## Exercise goal
Images embedded in the records are excluded; print everything else exactly as given.

## Records for this exercise
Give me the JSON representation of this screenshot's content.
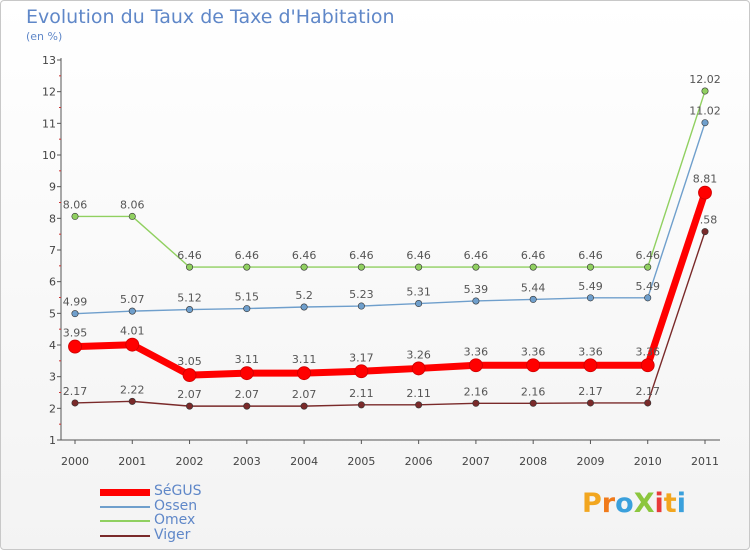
{
  "title": "Evolution du Taux de Taxe d'Habitation",
  "subtitle": "(en %)",
  "logo": {
    "text": "ProXiti",
    "letter_colors": [
      "#f2a61f",
      "#f07a1a",
      "#3aa0dc",
      "#8cc63e",
      "#e83a3a",
      "#f2a61f",
      "#3aa0dc"
    ]
  },
  "chart_data": {
    "type": "line",
    "x": [
      "2000",
      "2001",
      "2002",
      "2003",
      "2004",
      "2005",
      "2006",
      "2007",
      "2008",
      "2009",
      "2010",
      "2011"
    ],
    "y_ticks": [
      "1",
      "2",
      "3",
      "4",
      "5",
      "6",
      "7",
      "8",
      "9",
      "10",
      "11",
      "12",
      "13"
    ],
    "ylim": [
      1,
      13
    ],
    "grid": false,
    "legend_position": "bottom-left",
    "series": [
      {
        "name": "Omex",
        "color": "#90d060",
        "values": [
          8.06,
          8.06,
          6.46,
          6.46,
          6.46,
          6.46,
          6.46,
          6.46,
          6.46,
          6.46,
          6.46,
          12.02
        ],
        "labels": [
          "8.06",
          "8.06",
          "6.46",
          "6.46",
          "6.46",
          "6.46",
          "6.46",
          "6.46",
          "6.46",
          "6.46",
          "6.46",
          "12.02"
        ]
      },
      {
        "name": "Ossen",
        "color": "#6f9fcc",
        "values": [
          4.99,
          5.07,
          5.12,
          5.15,
          5.2,
          5.23,
          5.31,
          5.39,
          5.44,
          5.49,
          5.49,
          11.02
        ],
        "labels": [
          "4.99",
          "5.07",
          "5.12",
          "5.15",
          "5.2",
          "5.23",
          "5.31",
          "5.39",
          "5.44",
          "5.49",
          "5.49",
          "11.02"
        ]
      },
      {
        "name": "Viger",
        "color": "#7a2a2a",
        "values": [
          2.17,
          2.22,
          2.07,
          2.07,
          2.07,
          2.11,
          2.11,
          2.16,
          2.16,
          2.17,
          2.17,
          7.58
        ],
        "labels": [
          "2.17",
          "2.22",
          "2.07",
          "2.07",
          "2.07",
          "2.11",
          "2.11",
          "2.16",
          "2.16",
          "2.17",
          "2.17",
          "7.58"
        ]
      },
      {
        "name": "SéGUS",
        "color": "#ff0000",
        "values": [
          3.95,
          4.01,
          3.05,
          3.11,
          3.11,
          3.17,
          3.26,
          3.36,
          3.36,
          3.36,
          3.36,
          8.81
        ],
        "labels": [
          "3.95",
          "4.01",
          "3.05",
          "3.11",
          "3.11",
          "3.17",
          "3.26",
          "3.36",
          "3.36",
          "3.36",
          "3.36",
          "8.81"
        ]
      }
    ],
    "legend": [
      {
        "name": "SéGUS",
        "color": "#ff0000"
      },
      {
        "name": "Ossen",
        "color": "#6f9fcc"
      },
      {
        "name": "Omex",
        "color": "#90d060"
      },
      {
        "name": "Viger",
        "color": "#7a2a2a"
      }
    ]
  }
}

## Output below
Give me the JSON representation of this screenshot's content.
{
  "title": "Evolution du Taux de Taxe d'Habitation",
  "subtitle": "(en %)",
  "logo": {
    "text": "ProXiti",
    "letter_colors": [
      "#f2a61f",
      "#f07a1a",
      "#3aa0dc",
      "#8cc63e",
      "#e83a3a",
      "#f2a61f",
      "#3aa0dc"
    ]
  },
  "chart_data": {
    "type": "line",
    "x": [
      "2000",
      "2001",
      "2002",
      "2003",
      "2004",
      "2005",
      "2006",
      "2007",
      "2008",
      "2009",
      "2010",
      "2011"
    ],
    "y_ticks": [
      "1",
      "2",
      "3",
      "4",
      "5",
      "6",
      "7",
      "8",
      "9",
      "10",
      "11",
      "12",
      "13"
    ],
    "ylim": [
      1,
      13
    ],
    "grid": false,
    "legend_position": "bottom-left",
    "series": [
      {
        "name": "Omex",
        "color": "#90d060",
        "values": [
          8.06,
          8.06,
          6.46,
          6.46,
          6.46,
          6.46,
          6.46,
          6.46,
          6.46,
          6.46,
          6.46,
          12.02
        ],
        "labels": [
          "8.06",
          "8.06",
          "6.46",
          "6.46",
          "6.46",
          "6.46",
          "6.46",
          "6.46",
          "6.46",
          "6.46",
          "6.46",
          "12.02"
        ]
      },
      {
        "name": "Ossen",
        "color": "#6f9fcc",
        "values": [
          4.99,
          5.07,
          5.12,
          5.15,
          5.2,
          5.23,
          5.31,
          5.39,
          5.44,
          5.49,
          5.49,
          11.02
        ],
        "labels": [
          "4.99",
          "5.07",
          "5.12",
          "5.15",
          "5.2",
          "5.23",
          "5.31",
          "5.39",
          "5.44",
          "5.49",
          "5.49",
          "11.02"
        ]
      },
      {
        "name": "Viger",
        "color": "#7a2a2a",
        "values": [
          2.17,
          2.22,
          2.07,
          2.07,
          2.07,
          2.11,
          2.11,
          2.16,
          2.16,
          2.17,
          2.17,
          7.58
        ],
        "labels": [
          "2.17",
          "2.22",
          "2.07",
          "2.07",
          "2.07",
          "2.11",
          "2.11",
          "2.16",
          "2.16",
          "2.17",
          "2.17",
          "7.58"
        ]
      },
      {
        "name": "SéGUS",
        "color": "#ff0000",
        "values": [
          3.95,
          4.01,
          3.05,
          3.11,
          3.11,
          3.17,
          3.26,
          3.36,
          3.36,
          3.36,
          3.36,
          8.81
        ],
        "labels": [
          "3.95",
          "4.01",
          "3.05",
          "3.11",
          "3.11",
          "3.17",
          "3.26",
          "3.36",
          "3.36",
          "3.36",
          "3.36",
          "8.81"
        ]
      }
    ],
    "legend": [
      {
        "name": "SéGUS",
        "color": "#ff0000"
      },
      {
        "name": "Ossen",
        "color": "#6f9fcc"
      },
      {
        "name": "Omex",
        "color": "#90d060"
      },
      {
        "name": "Viger",
        "color": "#7a2a2a"
      }
    ]
  }
}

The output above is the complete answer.